** begin **

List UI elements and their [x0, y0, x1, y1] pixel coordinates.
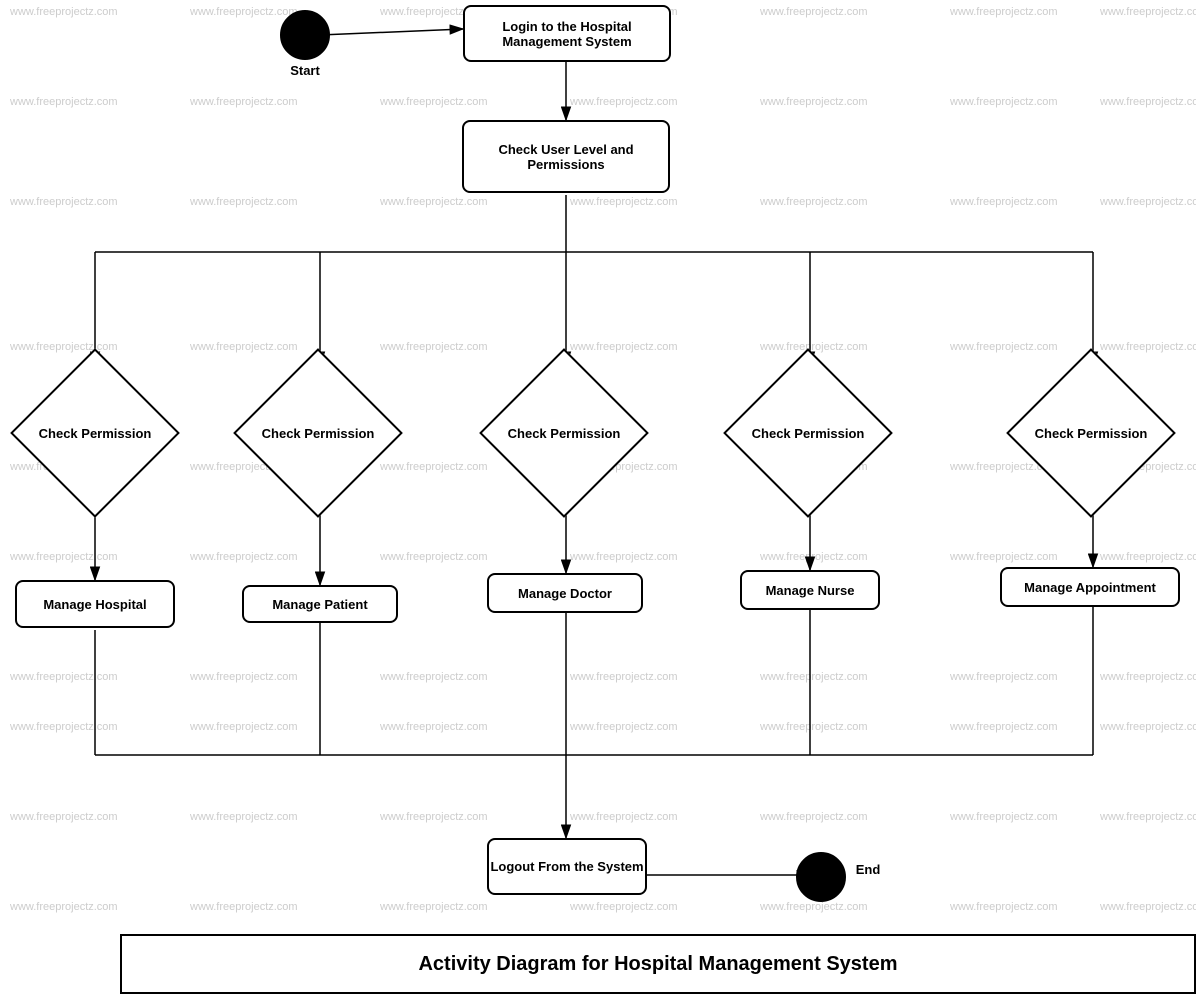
wm: www.freeprojectz.com [379, 671, 488, 683]
wm: www.freeprojectz.com [379, 461, 488, 473]
wm: www.freeprojectz.com [569, 671, 678, 683]
wm: www.freeprojectz.com [569, 341, 678, 353]
diamond1-container: Check Permission [35, 365, 155, 501]
arrow-start-login [320, 29, 463, 35]
wm: www.freeprojectz.com [189, 196, 298, 208]
diamond3-container: Check Permission [504, 365, 624, 501]
wm: www.freeprojectz.com [759, 901, 868, 913]
diagram-title: Activity Diagram for Hospital Management… [418, 953, 897, 976]
diamond5-container: Check Permission [1031, 365, 1151, 501]
wm: www.freeprojectz.com [189, 551, 298, 563]
wm: www.freeprojectz.com [189, 811, 298, 823]
wm: www.freeprojectz.com [189, 6, 298, 18]
wm: www.freeprojectz.com [949, 341, 1058, 353]
wm: www.freeprojectz.com [9, 671, 118, 683]
wm: www.freeprojectz.com [1099, 196, 1196, 208]
wm: www.freeprojectz.com [759, 196, 868, 208]
diamond4: Check Permission [723, 348, 893, 518]
check-user-level-node: Check User Level and Permissions [462, 120, 670, 193]
wm: www.freeprojectz.com [1099, 341, 1196, 353]
wm: www.freeprojectz.com [189, 901, 298, 913]
wm: www.freeprojectz.com [759, 671, 868, 683]
wm: www.freeprojectz.com [379, 901, 488, 913]
manage-appointment-node: Manage Appointment [1000, 567, 1180, 607]
diamond4-container: Check Permission [748, 365, 868, 501]
wm: www.freeprojectz.com [949, 671, 1058, 683]
wm: www.freeprojectz.com [9, 196, 118, 208]
wm: www.freeprojectz.com [189, 671, 298, 683]
wm: www.freeprojectz.com [1099, 551, 1196, 563]
manage-patient-node: Manage Patient [242, 585, 398, 623]
wm: www.freeprojectz.com [1099, 96, 1196, 108]
wm: www.freeprojectz.com [379, 721, 488, 733]
wm: www.freeprojectz.com [1099, 811, 1196, 823]
diamond4-text: Check Permission [750, 375, 866, 491]
end-label: End [848, 862, 888, 877]
wm: www.freeprojectz.com [189, 96, 298, 108]
diamond2-container: Check Permission [258, 365, 378, 501]
wm: www.freeprojectz.com [949, 721, 1058, 733]
wm: www.freeprojectz.com [949, 551, 1058, 563]
wm: www.freeprojectz.com [759, 96, 868, 108]
logout-node: Logout From the System [487, 838, 647, 895]
diamond2: Check Permission [233, 348, 403, 518]
wm: www.freeprojectz.com [9, 6, 118, 18]
wm: www.freeprojectz.com [379, 551, 488, 563]
diamond5-text: Check Permission [1033, 375, 1149, 491]
wm: www.freeprojectz.com [569, 551, 678, 563]
wm: www.freeprojectz.com [189, 341, 298, 353]
wm: www.freeprojectz.com [9, 96, 118, 108]
diamond1-text: Check Permission [37, 375, 153, 491]
diamond1: Check Permission [10, 348, 180, 518]
wm: www.freeprojectz.com [1099, 6, 1196, 18]
wm: www.freeprojectz.com [759, 551, 868, 563]
wm: www.freeprojectz.com [379, 196, 488, 208]
wm: www.freeprojectz.com [759, 811, 868, 823]
wm: www.freeprojectz.com [949, 811, 1058, 823]
manage-hospital-node: Manage Hospital [15, 580, 175, 628]
wm: www.freeprojectz.com [949, 901, 1058, 913]
manage-nurse-node: Manage Nurse [740, 570, 880, 610]
wm: www.freeprojectz.com [569, 811, 678, 823]
wm: www.freeprojectz.com [189, 721, 298, 733]
wm: www.freeprojectz.com [759, 721, 868, 733]
login-node: Login to the Hospital Management System [463, 5, 671, 62]
wm: www.freeprojectz.com [1099, 671, 1196, 683]
wm: www.freeprojectz.com [9, 341, 118, 353]
wm: www.freeprojectz.com [949, 196, 1058, 208]
wm: www.freeprojectz.com [379, 341, 488, 353]
diamond3: Check Permission [479, 348, 649, 518]
wm: www.freeprojectz.com [379, 811, 488, 823]
wm: www.freeprojectz.com [9, 901, 118, 913]
manage-doctor-node: Manage Doctor [487, 573, 643, 613]
wm: www.freeprojectz.com [759, 341, 868, 353]
wm: www.freeprojectz.com [759, 6, 868, 18]
wm: www.freeprojectz.com [1099, 721, 1196, 733]
wm: www.freeprojectz.com [9, 721, 118, 733]
start-circle [280, 10, 330, 60]
wm: www.freeprojectz.com [569, 196, 678, 208]
start-label: Start [270, 63, 340, 78]
wm: www.freeprojectz.com [569, 721, 678, 733]
title-bar: Activity Diagram for Hospital Management… [120, 934, 1196, 994]
wm: www.freeprojectz.com [9, 551, 118, 563]
wm: www.freeprojectz.com [569, 901, 678, 913]
diamond5: Check Permission [1006, 348, 1176, 518]
wm: www.freeprojectz.com [569, 96, 678, 108]
wm: www.freeprojectz.com [9, 811, 118, 823]
diamond3-text: Check Permission [506, 375, 622, 491]
wm: www.freeprojectz.com [1099, 901, 1196, 913]
wm: www.freeprojectz.com [949, 96, 1058, 108]
wm: www.freeprojectz.com [379, 96, 488, 108]
end-circle [796, 852, 846, 902]
diamond2-text: Check Permission [260, 375, 376, 491]
wm: www.freeprojectz.com [949, 6, 1058, 18]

** end **

**REQUEST:** Rewrite all the entries above, changing every "Check Permission" to "Verify Access" and keeping everything else the same. Leave the pictures out of your answer.

**RESPONSE:**
List UI elements and their [x0, y0, x1, y1] pixel coordinates.
wm: www.freeprojectz.com [379, 671, 488, 683]
wm: www.freeprojectz.com [379, 461, 488, 473]
wm: www.freeprojectz.com [569, 671, 678, 683]
wm: www.freeprojectz.com [569, 341, 678, 353]
diamond1-container: Verify Access [35, 365, 155, 501]
arrow-start-login [320, 29, 463, 35]
wm: www.freeprojectz.com [189, 196, 298, 208]
diamond3-container: Verify Access [504, 365, 624, 501]
wm: www.freeprojectz.com [759, 901, 868, 913]
diagram-title: Activity Diagram for Hospital Management… [418, 953, 897, 976]
diamond5-container: Verify Access [1031, 365, 1151, 501]
wm: www.freeprojectz.com [189, 551, 298, 563]
wm: www.freeprojectz.com [189, 811, 298, 823]
wm: www.freeprojectz.com [189, 6, 298, 18]
wm: www.freeprojectz.com [949, 341, 1058, 353]
wm: www.freeprojectz.com [9, 671, 118, 683]
wm: www.freeprojectz.com [1099, 196, 1196, 208]
wm: www.freeprojectz.com [759, 196, 868, 208]
diamond4: Verify Access [723, 348, 893, 518]
check-user-level-node: Check User Level and Permissions [462, 120, 670, 193]
wm: www.freeprojectz.com [1099, 341, 1196, 353]
wm: www.freeprojectz.com [189, 901, 298, 913]
wm: www.freeprojectz.com [759, 671, 868, 683]
wm: www.freeprojectz.com [379, 901, 488, 913]
manage-appointment-node: Manage Appointment [1000, 567, 1180, 607]
diamond4-container: Verify Access [748, 365, 868, 501]
wm: www.freeprojectz.com [949, 671, 1058, 683]
wm: www.freeprojectz.com [9, 196, 118, 208]
wm: www.freeprojectz.com [189, 671, 298, 683]
wm: www.freeprojectz.com [1099, 551, 1196, 563]
manage-patient-node: Manage Patient [242, 585, 398, 623]
wm: www.freeprojectz.com [1099, 96, 1196, 108]
wm: www.freeprojectz.com [379, 721, 488, 733]
wm: www.freeprojectz.com [1099, 811, 1196, 823]
diamond4-text: Verify Access [750, 375, 866, 491]
end-label: End [848, 862, 888, 877]
wm: www.freeprojectz.com [189, 96, 298, 108]
diamond2-container: Verify Access [258, 365, 378, 501]
wm: www.freeprojectz.com [949, 721, 1058, 733]
wm: www.freeprojectz.com [949, 551, 1058, 563]
wm: www.freeprojectz.com [759, 96, 868, 108]
logout-node: Logout From the System [487, 838, 647, 895]
diamond2: Verify Access [233, 348, 403, 518]
wm: www.freeprojectz.com [9, 6, 118, 18]
wm: www.freeprojectz.com [379, 551, 488, 563]
diamond5-text: Verify Access [1033, 375, 1149, 491]
wm: www.freeprojectz.com [569, 551, 678, 563]
wm: www.freeprojectz.com [189, 341, 298, 353]
wm: www.freeprojectz.com [9, 96, 118, 108]
diamond1-text: Verify Access [37, 375, 153, 491]
diamond1: Verify Access [10, 348, 180, 518]
wm: www.freeprojectz.com [1099, 6, 1196, 18]
wm: www.freeprojectz.com [759, 551, 868, 563]
wm: www.freeprojectz.com [379, 196, 488, 208]
wm: www.freeprojectz.com [759, 811, 868, 823]
wm: www.freeprojectz.com [949, 811, 1058, 823]
manage-hospital-node: Manage Hospital [15, 580, 175, 628]
wm: www.freeprojectz.com [949, 901, 1058, 913]
manage-nurse-node: Manage Nurse [740, 570, 880, 610]
wm: www.freeprojectz.com [569, 811, 678, 823]
wm: www.freeprojectz.com [189, 721, 298, 733]
wm: www.freeprojectz.com [759, 721, 868, 733]
login-node: Login to the Hospital Management System [463, 5, 671, 62]
wm: www.freeprojectz.com [1099, 671, 1196, 683]
wm: www.freeprojectz.com [9, 341, 118, 353]
wm: www.freeprojectz.com [949, 196, 1058, 208]
wm: www.freeprojectz.com [379, 341, 488, 353]
diamond3: Verify Access [479, 348, 649, 518]
wm: www.freeprojectz.com [379, 811, 488, 823]
wm: www.freeprojectz.com [9, 901, 118, 913]
manage-doctor-node: Manage Doctor [487, 573, 643, 613]
wm: www.freeprojectz.com [759, 341, 868, 353]
wm: www.freeprojectz.com [759, 6, 868, 18]
wm: www.freeprojectz.com [1099, 721, 1196, 733]
wm: www.freeprojectz.com [9, 721, 118, 733]
start-circle [280, 10, 330, 60]
wm: www.freeprojectz.com [569, 196, 678, 208]
start-label: Start [270, 63, 340, 78]
wm: www.freeprojectz.com [569, 721, 678, 733]
title-bar: Activity Diagram for Hospital Management… [120, 934, 1196, 994]
wm: www.freeprojectz.com [9, 551, 118, 563]
wm: www.freeprojectz.com [569, 901, 678, 913]
diamond5: Verify Access [1006, 348, 1176, 518]
wm: www.freeprojectz.com [569, 96, 678, 108]
wm: www.freeprojectz.com [9, 811, 118, 823]
diamond3-text: Verify Access [506, 375, 622, 491]
wm: www.freeprojectz.com [1099, 901, 1196, 913]
wm: www.freeprojectz.com [949, 96, 1058, 108]
wm: www.freeprojectz.com [379, 96, 488, 108]
end-circle [796, 852, 846, 902]
diamond2-text: Verify Access [260, 375, 376, 491]
wm: www.freeprojectz.com [949, 6, 1058, 18]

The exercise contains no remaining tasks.